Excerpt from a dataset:
========
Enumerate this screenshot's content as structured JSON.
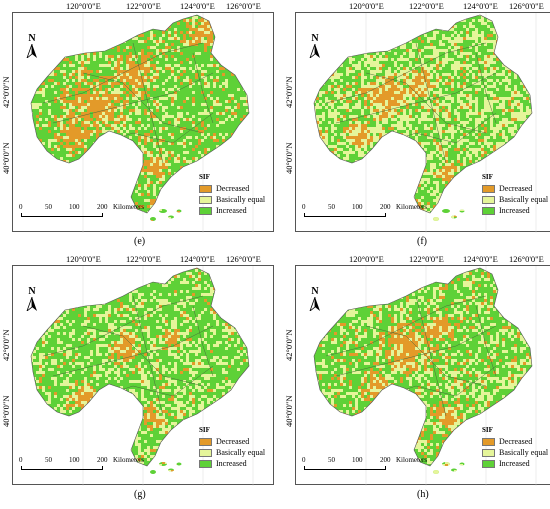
{
  "lon_labels": [
    "120°0'0\"E",
    "122°0'0\"E",
    "124°0'0\"E",
    "126°0'0\"E"
  ],
  "lat_labels": [
    "42°0'0\"N",
    "40°0'0\"N"
  ],
  "north": "N",
  "legend": {
    "title": "SIF",
    "items": [
      {
        "label": "Decreased",
        "color": "#e39a29"
      },
      {
        "label": "Basically equal",
        "color": "#e5f59a"
      },
      {
        "label": "Increased",
        "color": "#5ed137"
      }
    ]
  },
  "scale": {
    "ticks": [
      "0",
      "50",
      "100",
      "200"
    ],
    "unit": "Kilometers"
  },
  "panels": [
    {
      "label": "(e)",
      "decreased_share": 0.3,
      "equal_share": 0.22
    },
    {
      "label": "(f)",
      "decreased_share": 0.18,
      "equal_share": 0.42
    },
    {
      "label": "(g)",
      "decreased_share": 0.15,
      "equal_share": 0.3
    },
    {
      "label": "(h)",
      "decreased_share": 0.25,
      "equal_share": 0.3
    }
  ]
}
========
GIVEN EXERCISE: Omit any images, then output the listing exactly.

ANSWER TO THE EXERCISE:
Enumerate this screenshot's content as structured JSON.
{
  "lon_labels": [
    "120°0'0\"E",
    "122°0'0\"E",
    "124°0'0\"E",
    "126°0'0\"E"
  ],
  "lat_labels": [
    "42°0'0\"N",
    "40°0'0\"N"
  ],
  "north": "N",
  "legend": {
    "title": "SIF",
    "items": [
      {
        "label": "Decreased",
        "color": "#e39a29"
      },
      {
        "label": "Basically equal",
        "color": "#e5f59a"
      },
      {
        "label": "Increased",
        "color": "#5ed137"
      }
    ]
  },
  "scale": {
    "ticks": [
      "0",
      "50",
      "100",
      "200"
    ],
    "unit": "Kilometers"
  },
  "panels": [
    {
      "label": "(e)",
      "decreased_share": 0.3,
      "equal_share": 0.22
    },
    {
      "label": "(f)",
      "decreased_share": 0.18,
      "equal_share": 0.42
    },
    {
      "label": "(g)",
      "decreased_share": 0.15,
      "equal_share": 0.3
    },
    {
      "label": "(h)",
      "decreased_share": 0.25,
      "equal_share": 0.3
    }
  ]
}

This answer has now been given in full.